▶ [Aim of the exercise] Your task is to give the listing below back word for word, pictures excluded.

▶ [Input records]
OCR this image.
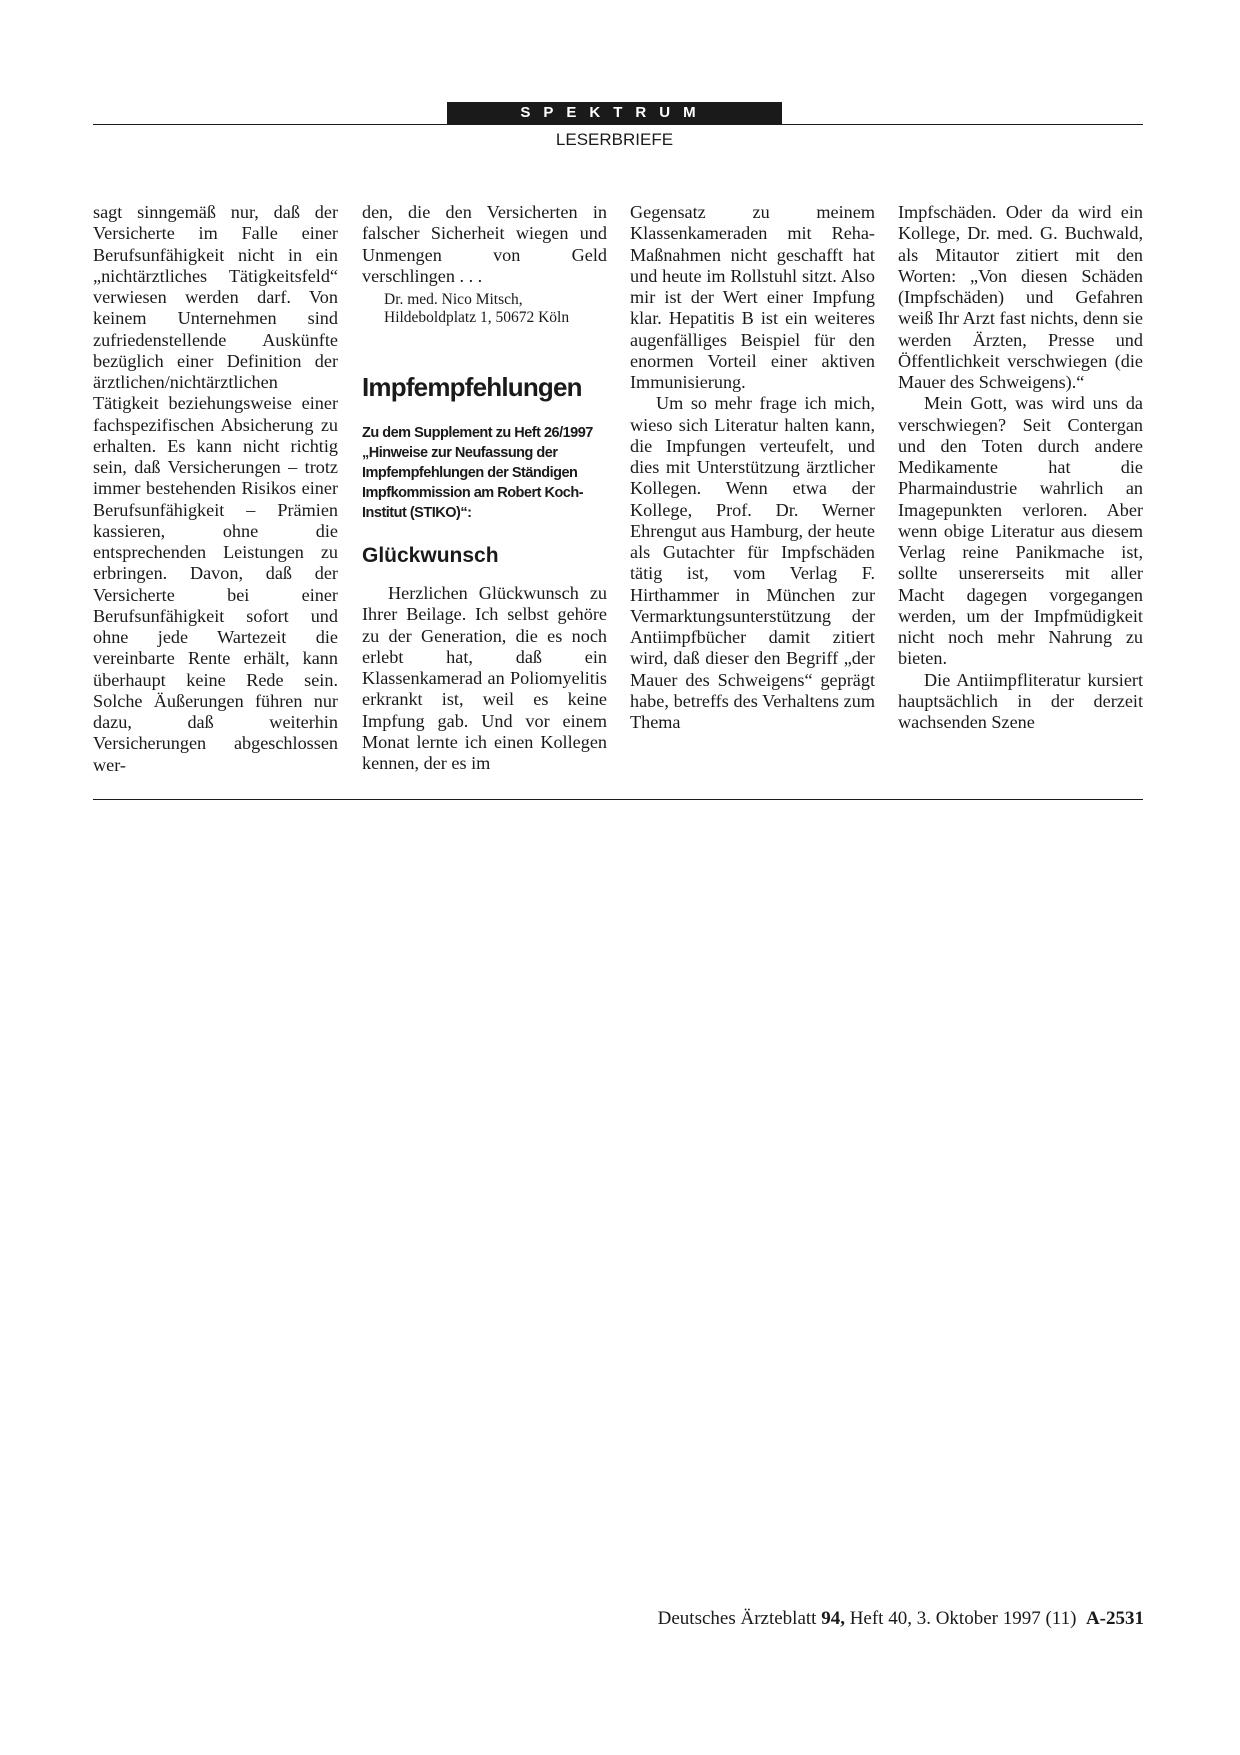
SPEKTRUM
LESERBRIEFE

sagt sinngemäß nur, daß der Versicherte im Falle einer Berufsunfähigkeit nicht in ein „nichtärztliches Tätigkeitsfeld“ verwiesen werden darf. Von keinem Unternehmen sind zufriedenstellende Auskünfte bezüglich einer Definition der ärztlichen/nichtärztlichen Tätigkeit beziehungsweise einer fachspezifischen Absicherung zu erhalten. Es kann nicht richtig sein, daß Versicherungen – trotz immer bestehenden Risikos einer Berufsunfähigkeit – Prämien kassieren, ohne die entsprechenden Leistungen zu erbringen. Davon, daß der Versicherte bei einer Berufsunfähigkeit sofort und ohne jede Wartezeit die vereinbarte Rente erhält, kann überhaupt keine Rede sein. Solche Äußerungen führen nur dazu, daß weiterhin Versicherungen abgeschlossen wer-

den, die den Versicherten in falscher Sicherheit wiegen und Unmengen von Geld verschlingen . . .

Dr. med. Nico Mitsch, Hildeboldplatz 1, 50672 Köln

Impfempfehlungen

Zu dem Supplement zu Heft 26/1997 „Hinweise zur Neufassung der Impfempfehlungen der Ständigen Impfkommission am Robert Koch-Institut (STIKO)“:

Glückwunsch

Herzlichen Glückwunsch zu Ihrer Beilage. Ich selbst gehöre zu der Generation, die es noch erlebt hat, daß ein Klassenkamerad an Poliomyelitis erkrankt ist, weil es keine Impfung gab. Und vor einem Monat lernte ich einen Kollegen kennen, der es im

Gegensatz zu meinem Klassenkameraden mit Reha-Maßnahmen nicht geschafft hat und heute im Rollstuhl sitzt. Also mir ist der Wert einer Impfung klar. Hepatitis B ist ein weiteres augenfälliges Beispiel für den enormen Vorteil einer aktiven Immunisierung.

Um so mehr frage ich mich, wieso sich Literatur halten kann, die Impfungen verteufelt, und dies mit Unterstützung ärztlicher Kollegen. Wenn etwa der Kollege, Prof. Dr. Werner Ehrengut aus Hamburg, der heute als Gutachter für Impfschäden tätig ist, vom Verlag F. Hirthammer in München zur Vermarktungsunterstützung der Antiimpfbücher damit zitiert wird, daß dieser den Begriff „der Mauer des Schweigens“ geprägt habe, betreffs des Verhaltens zum Thema

Impfschäden. Oder da wird ein Kollege, Dr. med. G. Buchwald, als Mitautor zitiert mit den Worten: „Von diesen Schäden (Impfschäden) und Gefahren weiß Ihr Arzt fast nichts, denn sie werden Ärzten, Presse und Öffentlichkeit verschwiegen (die Mauer des Schweigens).“

Mein Gott, was wird uns da verschwiegen? Seit Contergan und den Toten durch andere Medikamente hat die Pharmaindustrie wahrlich an Imagepunkten verloren. Aber wenn obige Literatur aus diesem Verlag reine Panikmache ist, sollte unsererseits mit aller Macht dagegen vorgegangen werden, um der Impfmüdigkeit nicht noch mehr Nahrung zu bieten.

Die Antiimpfliteratur kursiert hauptsächlich in der derzeit wachsenden Szene

Deutsches Ärzteblatt 94, Heft 40, 3. Oktober 1997 (11) A-2531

▶ [Completed task]
OCR this image.
SPEKTRUM
LESERBRIEFE

sagt sinngemäß nur, daß der Versicherte im Falle einer Berufsunfähigkeit nicht in ein „nichtärztliches Tätigkeitsfeld“ verwiesen werden darf. Von keinem Unternehmen sind zufriedenstellende Auskünfte bezüglich einer Definition der ärztlichen/nichtärztlichen Tätigkeit beziehungsweise einer fachspezifischen Absicherung zu erhalten. Es kann nicht richtig sein, daß Versicherungen – trotz immer bestehenden Risikos einer Berufsunfähigkeit – Prämien kassieren, ohne die entsprechenden Leistungen zu erbringen. Davon, daß der Versicherte bei einer Berufsunfähigkeit sofort und ohne jede Wartezeit die vereinbarte Rente erhält, kann überhaupt keine Rede sein. Solche Äußerungen führen nur dazu, daß weiterhin Versicherungen abgeschlossen wer-

den, die den Versicherten in falscher Sicherheit wiegen und Unmengen von Geld verschlingen . . .

Dr. med. Nico Mitsch, Hildeboldplatz 1, 50672 Köln

Impfempfehlungen

Zu dem Supplement zu Heft 26/1997 „Hinweise zur Neufassung der Impfempfehlungen der Ständigen Impfkommission am Robert Koch-Institut (STIKO)“:

Glückwunsch

Herzlichen Glückwunsch zu Ihrer Beilage. Ich selbst gehöre zu der Generation, die es noch erlebt hat, daß ein Klassenkamerad an Poliomyelitis erkrankt ist, weil es keine Impfung gab. Und vor einem Monat lernte ich einen Kollegen kennen, der es im

Gegensatz zu meinem Klassenkameraden mit Reha-Maßnahmen nicht geschafft hat und heute im Rollstuhl sitzt. Also mir ist der Wert einer Impfung klar. Hepatitis B ist ein weiteres augenfälliges Beispiel für den enormen Vorteil einer aktiven Immunisierung.

Um so mehr frage ich mich, wieso sich Literatur halten kann, die Impfungen verteufelt, und dies mit Unterstützung ärztlicher Kollegen. Wenn etwa der Kollege, Prof. Dr. Werner Ehrengut aus Hamburg, der heute als Gutachter für Impfschäden tätig ist, vom Verlag F. Hirthammer in München zur Vermarktungsunterstützung der Antiimpfbücher damit zitiert wird, daß dieser den Begriff „der Mauer des Schweigens“ geprägt habe, betreffs des Verhaltens zum Thema

Impfschäden. Oder da wird ein Kollege, Dr. med. G. Buchwald, als Mitautor zitiert mit den Worten: „Von diesen Schäden (Impfschäden) und Gefahren weiß Ihr Arzt fast nichts, denn sie werden Ärzten, Presse und Öffentlichkeit verschwiegen (die Mauer des Schweigens).“

Mein Gott, was wird uns da verschwiegen? Seit Contergan und den Toten durch andere Medikamente hat die Pharmaindustrie wahrlich an Imagepunkten verloren. Aber wenn obige Literatur aus diesem Verlag reine Panikmache ist, sollte unsererseits mit aller Macht dagegen vorgegangen werden, um der Impfmüdigkeit nicht noch mehr Nahrung zu bieten.

Die Antiimpfliteratur kursiert hauptsächlich in der derzeit wachsenden Szene

Deutsches Ärzteblatt 94, Heft 40, 3. Oktober 1997 (11) A-2531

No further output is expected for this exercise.